## Do this
Your task is to repeat all of the data exactly while excluding the pictures.

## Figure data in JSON
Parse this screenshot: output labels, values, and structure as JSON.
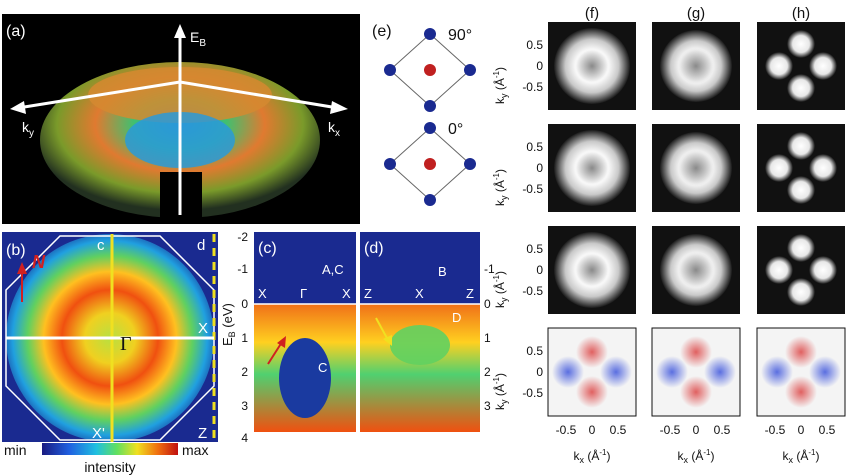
{
  "figure": {
    "panel_labels": {
      "a": "(a)",
      "b": "(b)",
      "c": "(c)",
      "d": "(d)",
      "e": "(e)",
      "f": "(f)",
      "g": "(g)",
      "h": "(h)"
    },
    "panel_a": {
      "axis_eb": "E",
      "axis_eb_sub": "B",
      "axis_ky": "k",
      "axis_ky_sub": "y",
      "axis_kx": "k",
      "axis_kx_sub": "x"
    },
    "panel_b": {
      "arrow_label": "N",
      "top_labels": [
        "c",
        "d"
      ],
      "center_label": "Γ",
      "edge_labels": [
        "X",
        "X'",
        "Z"
      ],
      "colorbar": {
        "min": "min",
        "max": "max",
        "label": "intensity"
      }
    },
    "panel_c": {
      "y_label": "E",
      "y_label_sub": "B",
      "y_label_unit": " (eV)",
      "y_ticks": [
        "-2",
        "-1",
        "0",
        "1",
        "2",
        "3",
        "4"
      ],
      "points": [
        "X",
        "Γ",
        "X"
      ],
      "annotations": [
        "A,C",
        "C"
      ]
    },
    "panel_d": {
      "right_ticks": [
        "-1",
        "0",
        "1",
        "2",
        "3"
      ],
      "points": [
        "Z",
        "X",
        "Z"
      ],
      "annotations": [
        "B",
        "D"
      ]
    },
    "panel_e": {
      "angle_top": "90°",
      "angle_bottom": "0°"
    },
    "grid_fgh": {
      "column_labels": [
        "(f)",
        "(g)",
        "(h)"
      ],
      "y_label": "k",
      "y_label_sub": "y",
      "y_label_unit": " (Å",
      "y_ticks": [
        "0.5",
        "0",
        "-0.5"
      ],
      "x_label": "k",
      "x_label_sub": "x",
      "x_label_unit": " (Å",
      "x_ticks": [
        "-0.5",
        "0",
        "0.5"
      ],
      "exp": "-1"
    }
  }
}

## The reply
Parse this screenshot: output labels, values, and structure as JSON.
{
  "figure": {
    "panel_labels": {
      "a": "(a)",
      "b": "(b)",
      "c": "(c)",
      "d": "(d)",
      "e": "(e)",
      "f": "(f)",
      "g": "(g)",
      "h": "(h)"
    },
    "panel_a": {
      "axis_eb": "E",
      "axis_eb_sub": "B",
      "axis_ky": "k",
      "axis_ky_sub": "y",
      "axis_kx": "k",
      "axis_kx_sub": "x"
    },
    "panel_b": {
      "arrow_label": "N",
      "top_labels": [
        "c",
        "d"
      ],
      "center_label": "Γ",
      "edge_labels": [
        "X",
        "X'",
        "Z"
      ],
      "colorbar": {
        "min": "min",
        "max": "max",
        "label": "intensity"
      }
    },
    "panel_c": {
      "y_label": "E",
      "y_label_sub": "B",
      "y_label_unit": " (eV)",
      "y_ticks": [
        "-2",
        "-1",
        "0",
        "1",
        "2",
        "3",
        "4"
      ],
      "points": [
        "X",
        "Γ",
        "X"
      ],
      "annotations": [
        "A,C",
        "C"
      ]
    },
    "panel_d": {
      "right_ticks": [
        "-1",
        "0",
        "1",
        "2",
        "3"
      ],
      "points": [
        "Z",
        "X",
        "Z"
      ],
      "annotations": [
        "B",
        "D"
      ]
    },
    "panel_e": {
      "angle_top": "90°",
      "angle_bottom": "0°"
    },
    "grid_fgh": {
      "column_labels": [
        "(f)",
        "(g)",
        "(h)"
      ],
      "y_label": "k",
      "y_label_sub": "y",
      "y_label_unit": " (Å",
      "y_ticks": [
        "0.5",
        "0",
        "-0.5"
      ],
      "x_label": "k",
      "x_label_sub": "x",
      "x_label_unit": " (Å",
      "x_ticks": [
        "-0.5",
        "0",
        "0.5"
      ],
      "exp": "-1"
    }
  }
}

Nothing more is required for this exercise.